STORED DATA
— START —
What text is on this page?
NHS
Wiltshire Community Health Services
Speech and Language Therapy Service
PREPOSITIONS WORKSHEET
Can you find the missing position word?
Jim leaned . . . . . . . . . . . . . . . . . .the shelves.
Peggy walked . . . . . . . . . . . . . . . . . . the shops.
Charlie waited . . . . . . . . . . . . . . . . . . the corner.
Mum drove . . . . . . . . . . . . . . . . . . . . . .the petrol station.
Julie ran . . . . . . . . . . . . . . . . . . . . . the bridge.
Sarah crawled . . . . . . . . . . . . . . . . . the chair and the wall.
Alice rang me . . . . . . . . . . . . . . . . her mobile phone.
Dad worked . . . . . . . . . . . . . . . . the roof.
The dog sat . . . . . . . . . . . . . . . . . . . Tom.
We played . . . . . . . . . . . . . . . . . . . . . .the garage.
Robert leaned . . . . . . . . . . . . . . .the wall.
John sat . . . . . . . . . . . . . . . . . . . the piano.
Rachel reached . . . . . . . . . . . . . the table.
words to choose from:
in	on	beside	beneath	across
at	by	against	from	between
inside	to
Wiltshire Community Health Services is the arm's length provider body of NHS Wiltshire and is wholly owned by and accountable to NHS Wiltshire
— END —
WORK INSTRUCTIONS
Examine the data above and state how many of its lines contain the word "from", with no further remarks.

TASK RESPONSE
2